◆ **Work to be completed**: Filter these entries, keeping only lines that hold the word "paragraph".

Data records
⟨
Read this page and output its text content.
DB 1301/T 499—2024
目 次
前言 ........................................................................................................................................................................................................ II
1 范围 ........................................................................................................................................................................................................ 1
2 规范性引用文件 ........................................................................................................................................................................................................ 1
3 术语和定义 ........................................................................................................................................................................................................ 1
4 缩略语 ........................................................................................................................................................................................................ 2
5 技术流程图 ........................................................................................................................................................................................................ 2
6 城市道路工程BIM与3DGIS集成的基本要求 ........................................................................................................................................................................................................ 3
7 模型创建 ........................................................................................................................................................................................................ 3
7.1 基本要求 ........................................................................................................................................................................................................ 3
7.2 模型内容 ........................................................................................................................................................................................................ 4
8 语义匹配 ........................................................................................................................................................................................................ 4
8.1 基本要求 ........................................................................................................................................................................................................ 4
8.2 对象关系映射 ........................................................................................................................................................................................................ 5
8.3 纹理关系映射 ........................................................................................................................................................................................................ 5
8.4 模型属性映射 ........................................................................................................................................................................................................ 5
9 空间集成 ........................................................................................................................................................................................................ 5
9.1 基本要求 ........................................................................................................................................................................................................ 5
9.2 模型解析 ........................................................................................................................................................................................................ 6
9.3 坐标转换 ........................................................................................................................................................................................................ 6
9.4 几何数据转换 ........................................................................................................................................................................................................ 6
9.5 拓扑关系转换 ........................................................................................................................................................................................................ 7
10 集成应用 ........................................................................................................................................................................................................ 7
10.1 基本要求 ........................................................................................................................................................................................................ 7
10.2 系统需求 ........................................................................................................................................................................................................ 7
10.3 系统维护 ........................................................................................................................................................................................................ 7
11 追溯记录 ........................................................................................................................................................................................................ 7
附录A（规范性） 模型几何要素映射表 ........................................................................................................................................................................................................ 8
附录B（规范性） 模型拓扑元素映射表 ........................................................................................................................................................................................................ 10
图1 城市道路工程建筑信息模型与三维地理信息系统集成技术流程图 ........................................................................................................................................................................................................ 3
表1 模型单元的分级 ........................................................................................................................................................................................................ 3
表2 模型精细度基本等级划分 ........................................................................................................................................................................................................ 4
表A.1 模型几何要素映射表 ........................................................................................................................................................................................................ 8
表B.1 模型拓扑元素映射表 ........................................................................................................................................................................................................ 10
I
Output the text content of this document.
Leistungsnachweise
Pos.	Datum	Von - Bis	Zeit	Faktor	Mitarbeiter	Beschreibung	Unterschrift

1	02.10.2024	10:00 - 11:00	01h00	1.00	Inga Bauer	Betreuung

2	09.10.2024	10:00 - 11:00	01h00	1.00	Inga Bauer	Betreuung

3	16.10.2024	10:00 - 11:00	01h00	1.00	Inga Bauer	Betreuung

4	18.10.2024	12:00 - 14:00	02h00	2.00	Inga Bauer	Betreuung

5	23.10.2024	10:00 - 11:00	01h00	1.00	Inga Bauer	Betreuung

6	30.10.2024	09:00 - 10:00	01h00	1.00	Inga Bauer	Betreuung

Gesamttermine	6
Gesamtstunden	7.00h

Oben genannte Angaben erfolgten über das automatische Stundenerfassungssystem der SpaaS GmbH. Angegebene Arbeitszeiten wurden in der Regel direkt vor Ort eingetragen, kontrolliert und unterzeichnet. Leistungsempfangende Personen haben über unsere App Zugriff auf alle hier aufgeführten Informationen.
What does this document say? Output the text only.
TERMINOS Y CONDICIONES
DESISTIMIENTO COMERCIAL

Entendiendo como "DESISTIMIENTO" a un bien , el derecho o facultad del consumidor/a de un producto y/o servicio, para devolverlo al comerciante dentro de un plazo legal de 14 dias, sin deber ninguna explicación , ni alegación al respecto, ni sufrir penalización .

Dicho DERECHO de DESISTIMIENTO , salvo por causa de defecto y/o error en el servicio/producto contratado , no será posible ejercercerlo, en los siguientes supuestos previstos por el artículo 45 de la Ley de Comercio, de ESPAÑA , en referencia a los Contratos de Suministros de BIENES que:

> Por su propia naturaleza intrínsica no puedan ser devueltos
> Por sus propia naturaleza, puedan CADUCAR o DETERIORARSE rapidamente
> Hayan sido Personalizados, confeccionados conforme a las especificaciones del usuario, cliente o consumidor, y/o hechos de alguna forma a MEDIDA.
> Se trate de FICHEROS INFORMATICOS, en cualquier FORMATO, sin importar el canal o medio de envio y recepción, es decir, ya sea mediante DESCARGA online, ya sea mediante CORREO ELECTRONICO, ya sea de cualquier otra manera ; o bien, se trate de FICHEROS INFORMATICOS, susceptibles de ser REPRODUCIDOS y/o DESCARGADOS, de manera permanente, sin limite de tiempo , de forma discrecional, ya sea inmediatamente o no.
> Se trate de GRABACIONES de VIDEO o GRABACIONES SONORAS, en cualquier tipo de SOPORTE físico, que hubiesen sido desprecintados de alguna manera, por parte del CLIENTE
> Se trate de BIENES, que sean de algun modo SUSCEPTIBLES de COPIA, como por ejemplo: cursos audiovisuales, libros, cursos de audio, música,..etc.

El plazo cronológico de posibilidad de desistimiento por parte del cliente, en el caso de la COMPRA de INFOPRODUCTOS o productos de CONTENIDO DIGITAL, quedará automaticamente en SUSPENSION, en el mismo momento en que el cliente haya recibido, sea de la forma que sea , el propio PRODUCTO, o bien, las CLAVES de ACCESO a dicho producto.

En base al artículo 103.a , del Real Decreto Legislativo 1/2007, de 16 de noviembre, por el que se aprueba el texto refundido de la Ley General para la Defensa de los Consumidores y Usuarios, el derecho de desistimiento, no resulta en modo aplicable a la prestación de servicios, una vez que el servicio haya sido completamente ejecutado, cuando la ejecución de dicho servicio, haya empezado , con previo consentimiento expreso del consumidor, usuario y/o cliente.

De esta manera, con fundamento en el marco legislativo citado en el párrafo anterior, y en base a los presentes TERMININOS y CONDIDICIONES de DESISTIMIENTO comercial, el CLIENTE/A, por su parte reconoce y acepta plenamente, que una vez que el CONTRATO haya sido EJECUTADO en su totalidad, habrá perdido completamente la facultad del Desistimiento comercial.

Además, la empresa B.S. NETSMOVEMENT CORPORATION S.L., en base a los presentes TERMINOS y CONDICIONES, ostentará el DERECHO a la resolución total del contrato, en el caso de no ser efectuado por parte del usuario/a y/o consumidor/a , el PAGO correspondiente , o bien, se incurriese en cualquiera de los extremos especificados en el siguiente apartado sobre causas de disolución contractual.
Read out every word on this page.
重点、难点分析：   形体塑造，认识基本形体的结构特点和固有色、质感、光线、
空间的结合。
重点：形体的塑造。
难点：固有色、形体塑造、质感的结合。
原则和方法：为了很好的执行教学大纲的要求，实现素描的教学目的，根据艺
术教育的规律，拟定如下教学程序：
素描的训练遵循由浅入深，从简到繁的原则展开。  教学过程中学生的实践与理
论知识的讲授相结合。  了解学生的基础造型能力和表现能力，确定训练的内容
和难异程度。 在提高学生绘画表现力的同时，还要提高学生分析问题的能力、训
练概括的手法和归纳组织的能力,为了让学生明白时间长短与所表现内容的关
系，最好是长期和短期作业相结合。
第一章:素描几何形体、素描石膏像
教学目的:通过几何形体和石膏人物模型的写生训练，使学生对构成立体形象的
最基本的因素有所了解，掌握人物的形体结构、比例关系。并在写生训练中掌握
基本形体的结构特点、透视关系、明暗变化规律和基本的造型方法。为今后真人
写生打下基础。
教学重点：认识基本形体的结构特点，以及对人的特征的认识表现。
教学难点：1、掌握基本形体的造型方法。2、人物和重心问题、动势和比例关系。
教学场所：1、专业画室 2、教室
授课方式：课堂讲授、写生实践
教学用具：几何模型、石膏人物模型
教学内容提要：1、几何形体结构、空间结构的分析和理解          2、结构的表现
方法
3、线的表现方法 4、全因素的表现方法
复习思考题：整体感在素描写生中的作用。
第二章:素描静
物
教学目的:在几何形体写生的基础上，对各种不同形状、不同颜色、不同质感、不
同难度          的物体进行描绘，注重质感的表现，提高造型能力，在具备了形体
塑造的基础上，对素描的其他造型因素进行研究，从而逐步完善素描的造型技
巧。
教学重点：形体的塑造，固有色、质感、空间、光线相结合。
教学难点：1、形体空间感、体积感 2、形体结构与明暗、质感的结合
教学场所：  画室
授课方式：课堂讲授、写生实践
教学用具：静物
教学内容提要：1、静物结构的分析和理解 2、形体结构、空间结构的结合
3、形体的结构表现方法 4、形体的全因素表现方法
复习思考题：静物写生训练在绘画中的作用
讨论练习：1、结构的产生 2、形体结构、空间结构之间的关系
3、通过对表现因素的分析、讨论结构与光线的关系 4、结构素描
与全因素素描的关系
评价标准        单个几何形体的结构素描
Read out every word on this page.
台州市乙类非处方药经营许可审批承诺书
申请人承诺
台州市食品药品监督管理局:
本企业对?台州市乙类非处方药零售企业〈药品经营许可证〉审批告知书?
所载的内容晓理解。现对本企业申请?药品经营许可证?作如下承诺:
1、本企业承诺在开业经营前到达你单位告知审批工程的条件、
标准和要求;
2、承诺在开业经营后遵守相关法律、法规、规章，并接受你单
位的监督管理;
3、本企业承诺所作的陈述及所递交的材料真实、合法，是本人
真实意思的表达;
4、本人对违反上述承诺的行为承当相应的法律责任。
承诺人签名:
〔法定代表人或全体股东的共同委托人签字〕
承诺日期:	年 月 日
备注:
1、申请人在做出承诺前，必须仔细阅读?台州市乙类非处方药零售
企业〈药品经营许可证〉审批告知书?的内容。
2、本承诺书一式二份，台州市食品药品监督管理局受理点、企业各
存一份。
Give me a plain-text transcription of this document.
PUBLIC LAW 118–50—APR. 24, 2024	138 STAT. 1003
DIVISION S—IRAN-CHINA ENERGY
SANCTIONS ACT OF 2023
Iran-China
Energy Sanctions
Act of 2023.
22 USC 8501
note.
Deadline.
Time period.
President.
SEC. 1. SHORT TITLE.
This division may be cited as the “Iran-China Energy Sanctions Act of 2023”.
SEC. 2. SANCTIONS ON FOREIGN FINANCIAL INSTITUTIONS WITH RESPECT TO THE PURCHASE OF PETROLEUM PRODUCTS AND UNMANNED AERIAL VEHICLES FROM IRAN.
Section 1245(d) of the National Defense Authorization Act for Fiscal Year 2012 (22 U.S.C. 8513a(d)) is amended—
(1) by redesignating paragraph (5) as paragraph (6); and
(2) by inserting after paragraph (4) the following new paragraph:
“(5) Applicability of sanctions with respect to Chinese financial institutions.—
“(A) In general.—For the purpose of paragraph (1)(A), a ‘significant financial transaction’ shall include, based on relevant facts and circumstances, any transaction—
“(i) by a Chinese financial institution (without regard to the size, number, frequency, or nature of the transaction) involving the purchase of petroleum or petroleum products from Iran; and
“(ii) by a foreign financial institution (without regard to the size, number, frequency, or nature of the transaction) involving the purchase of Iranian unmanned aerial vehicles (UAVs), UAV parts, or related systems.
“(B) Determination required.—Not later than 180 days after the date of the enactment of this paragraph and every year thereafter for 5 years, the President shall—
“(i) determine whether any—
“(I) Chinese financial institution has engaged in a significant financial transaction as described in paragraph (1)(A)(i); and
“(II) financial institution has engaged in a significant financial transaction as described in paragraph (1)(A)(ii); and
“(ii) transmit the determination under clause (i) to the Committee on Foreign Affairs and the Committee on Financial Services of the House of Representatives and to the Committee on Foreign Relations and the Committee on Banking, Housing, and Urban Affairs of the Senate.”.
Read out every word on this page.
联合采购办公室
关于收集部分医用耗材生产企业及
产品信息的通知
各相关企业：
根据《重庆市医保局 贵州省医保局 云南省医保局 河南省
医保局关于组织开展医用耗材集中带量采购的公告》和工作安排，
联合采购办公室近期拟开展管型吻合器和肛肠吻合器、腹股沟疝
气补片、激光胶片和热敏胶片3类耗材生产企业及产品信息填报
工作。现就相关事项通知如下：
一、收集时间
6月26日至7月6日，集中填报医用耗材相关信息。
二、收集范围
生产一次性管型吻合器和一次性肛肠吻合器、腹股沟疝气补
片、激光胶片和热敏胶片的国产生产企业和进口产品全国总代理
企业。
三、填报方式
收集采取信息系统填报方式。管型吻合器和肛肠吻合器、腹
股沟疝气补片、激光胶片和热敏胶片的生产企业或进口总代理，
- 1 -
⟩
◆ **Result of this task**:
(1) by redesignating paragraph (5) as paragraph (6); and
(2) by inserting after paragraph (4) the following new paragraph:
“(A) In general.—For the purpose of paragraph (1)(A), a ‘significant financial transaction’ shall include, based on relevant facts and circumstances, any transaction—
“(B) Determination required.—Not later than 180 days after the date of the enactment of this paragraph and every year thereafter for 5 years, the President shall—
“(I) Chinese financial institution has engaged in a significant financial transaction as described in paragraph (1)(A)(i); and
“(II) financial institution has engaged in a significant financial transaction as described in paragraph (1)(A)(ii); and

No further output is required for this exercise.